**GIVEN REQUEST**
In the entries, find all lines that hold the word "subtitle" and copy them.

──────── PROVIDED DATA

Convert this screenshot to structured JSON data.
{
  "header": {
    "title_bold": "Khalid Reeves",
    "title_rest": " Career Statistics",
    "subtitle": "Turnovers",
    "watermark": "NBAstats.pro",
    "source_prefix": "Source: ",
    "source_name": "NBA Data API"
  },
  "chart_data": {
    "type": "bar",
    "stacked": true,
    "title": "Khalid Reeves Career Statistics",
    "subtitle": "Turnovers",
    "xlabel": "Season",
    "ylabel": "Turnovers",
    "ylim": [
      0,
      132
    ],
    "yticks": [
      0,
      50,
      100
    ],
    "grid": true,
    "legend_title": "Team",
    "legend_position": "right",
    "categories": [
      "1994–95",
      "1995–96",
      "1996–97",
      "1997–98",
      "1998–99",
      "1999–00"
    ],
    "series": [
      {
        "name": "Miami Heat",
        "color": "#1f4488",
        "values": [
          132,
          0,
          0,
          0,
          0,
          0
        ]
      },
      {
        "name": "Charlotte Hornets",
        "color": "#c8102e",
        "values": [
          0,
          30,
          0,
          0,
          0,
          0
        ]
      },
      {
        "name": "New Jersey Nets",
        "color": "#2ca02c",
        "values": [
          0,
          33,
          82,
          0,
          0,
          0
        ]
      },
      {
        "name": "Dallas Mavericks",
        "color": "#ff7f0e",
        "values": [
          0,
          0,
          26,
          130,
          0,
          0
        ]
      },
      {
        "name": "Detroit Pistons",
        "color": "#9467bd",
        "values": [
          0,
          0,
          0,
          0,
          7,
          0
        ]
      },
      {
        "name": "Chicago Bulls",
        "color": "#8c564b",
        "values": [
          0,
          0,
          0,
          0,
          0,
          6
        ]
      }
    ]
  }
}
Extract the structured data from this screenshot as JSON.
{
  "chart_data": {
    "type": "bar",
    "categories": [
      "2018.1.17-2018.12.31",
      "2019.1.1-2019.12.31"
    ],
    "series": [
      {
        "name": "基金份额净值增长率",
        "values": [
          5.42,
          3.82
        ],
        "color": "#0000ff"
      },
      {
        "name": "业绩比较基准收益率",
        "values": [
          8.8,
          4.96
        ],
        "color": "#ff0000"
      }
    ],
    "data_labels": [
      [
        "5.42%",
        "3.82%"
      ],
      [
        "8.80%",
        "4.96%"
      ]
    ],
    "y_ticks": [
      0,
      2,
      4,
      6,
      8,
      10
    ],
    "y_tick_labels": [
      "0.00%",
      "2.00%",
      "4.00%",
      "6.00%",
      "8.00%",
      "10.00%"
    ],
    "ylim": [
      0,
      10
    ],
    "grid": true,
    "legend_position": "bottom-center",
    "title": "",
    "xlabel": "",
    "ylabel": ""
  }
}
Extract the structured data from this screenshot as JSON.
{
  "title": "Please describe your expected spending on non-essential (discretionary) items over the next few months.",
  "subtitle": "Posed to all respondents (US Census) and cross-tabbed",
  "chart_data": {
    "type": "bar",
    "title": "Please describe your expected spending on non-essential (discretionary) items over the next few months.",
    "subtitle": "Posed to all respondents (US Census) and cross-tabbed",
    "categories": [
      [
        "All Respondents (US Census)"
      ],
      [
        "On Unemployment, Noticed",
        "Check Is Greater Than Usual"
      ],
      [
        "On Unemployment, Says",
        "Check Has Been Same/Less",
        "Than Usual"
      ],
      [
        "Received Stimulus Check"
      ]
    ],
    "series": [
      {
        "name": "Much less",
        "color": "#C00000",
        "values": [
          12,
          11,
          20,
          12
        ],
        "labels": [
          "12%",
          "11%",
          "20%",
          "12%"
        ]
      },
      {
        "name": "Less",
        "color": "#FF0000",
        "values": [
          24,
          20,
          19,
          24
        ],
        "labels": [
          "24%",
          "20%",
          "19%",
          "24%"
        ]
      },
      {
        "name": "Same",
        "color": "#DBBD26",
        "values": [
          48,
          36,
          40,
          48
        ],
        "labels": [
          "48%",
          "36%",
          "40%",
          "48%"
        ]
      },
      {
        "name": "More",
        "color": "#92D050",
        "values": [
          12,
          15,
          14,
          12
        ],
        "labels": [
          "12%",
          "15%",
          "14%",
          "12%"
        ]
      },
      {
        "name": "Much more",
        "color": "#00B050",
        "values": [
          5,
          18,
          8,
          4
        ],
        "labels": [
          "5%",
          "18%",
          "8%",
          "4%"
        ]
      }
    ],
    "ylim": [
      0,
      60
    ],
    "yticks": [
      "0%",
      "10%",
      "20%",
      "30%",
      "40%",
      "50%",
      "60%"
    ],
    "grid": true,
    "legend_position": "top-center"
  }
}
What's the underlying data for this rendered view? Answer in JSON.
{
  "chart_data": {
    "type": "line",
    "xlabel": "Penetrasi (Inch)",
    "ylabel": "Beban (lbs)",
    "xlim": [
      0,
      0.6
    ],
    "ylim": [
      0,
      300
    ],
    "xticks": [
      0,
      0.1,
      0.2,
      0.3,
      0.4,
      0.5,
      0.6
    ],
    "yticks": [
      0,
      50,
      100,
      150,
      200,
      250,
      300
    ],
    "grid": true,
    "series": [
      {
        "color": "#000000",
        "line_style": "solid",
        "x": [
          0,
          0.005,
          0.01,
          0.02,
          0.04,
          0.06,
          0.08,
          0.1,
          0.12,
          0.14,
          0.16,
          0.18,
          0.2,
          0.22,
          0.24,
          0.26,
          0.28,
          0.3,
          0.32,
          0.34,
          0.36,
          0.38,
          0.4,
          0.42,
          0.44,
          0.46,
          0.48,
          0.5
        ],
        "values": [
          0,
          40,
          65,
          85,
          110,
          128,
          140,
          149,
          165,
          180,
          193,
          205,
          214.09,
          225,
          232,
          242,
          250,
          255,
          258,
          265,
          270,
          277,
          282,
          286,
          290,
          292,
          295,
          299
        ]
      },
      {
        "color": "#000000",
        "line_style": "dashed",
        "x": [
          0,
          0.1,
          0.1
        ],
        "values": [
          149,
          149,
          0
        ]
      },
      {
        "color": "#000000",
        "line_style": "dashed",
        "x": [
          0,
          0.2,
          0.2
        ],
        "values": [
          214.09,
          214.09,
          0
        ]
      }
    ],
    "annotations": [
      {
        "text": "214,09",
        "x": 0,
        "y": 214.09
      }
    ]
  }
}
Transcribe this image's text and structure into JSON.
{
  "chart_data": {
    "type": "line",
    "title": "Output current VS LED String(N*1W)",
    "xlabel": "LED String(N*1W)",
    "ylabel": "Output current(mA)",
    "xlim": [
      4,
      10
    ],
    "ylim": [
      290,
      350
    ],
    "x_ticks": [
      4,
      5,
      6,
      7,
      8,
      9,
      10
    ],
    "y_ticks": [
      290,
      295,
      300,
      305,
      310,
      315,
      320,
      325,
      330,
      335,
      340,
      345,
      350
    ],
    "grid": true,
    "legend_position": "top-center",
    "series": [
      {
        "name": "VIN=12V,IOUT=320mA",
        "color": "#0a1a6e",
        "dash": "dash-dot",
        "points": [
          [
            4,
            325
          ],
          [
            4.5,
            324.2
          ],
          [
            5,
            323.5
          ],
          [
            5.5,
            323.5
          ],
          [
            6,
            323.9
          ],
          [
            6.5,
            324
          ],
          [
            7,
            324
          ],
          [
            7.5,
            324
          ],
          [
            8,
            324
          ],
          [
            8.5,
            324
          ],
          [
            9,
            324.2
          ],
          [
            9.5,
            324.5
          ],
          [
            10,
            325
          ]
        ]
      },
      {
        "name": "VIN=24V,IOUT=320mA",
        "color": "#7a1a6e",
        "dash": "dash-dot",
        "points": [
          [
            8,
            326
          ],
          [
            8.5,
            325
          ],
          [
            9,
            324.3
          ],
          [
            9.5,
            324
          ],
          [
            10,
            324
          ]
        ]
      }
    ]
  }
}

────────────────

**SOLUTION TO THE PROBLEM**
    "subtitle": "Turnovers",
    "subtitle": "Turnovers",
  "subtitle": "Posed to all respondents (US Census) and cross-tabbed",
    "subtitle": "Posed to all respondents (US Census) and cross-tabbed",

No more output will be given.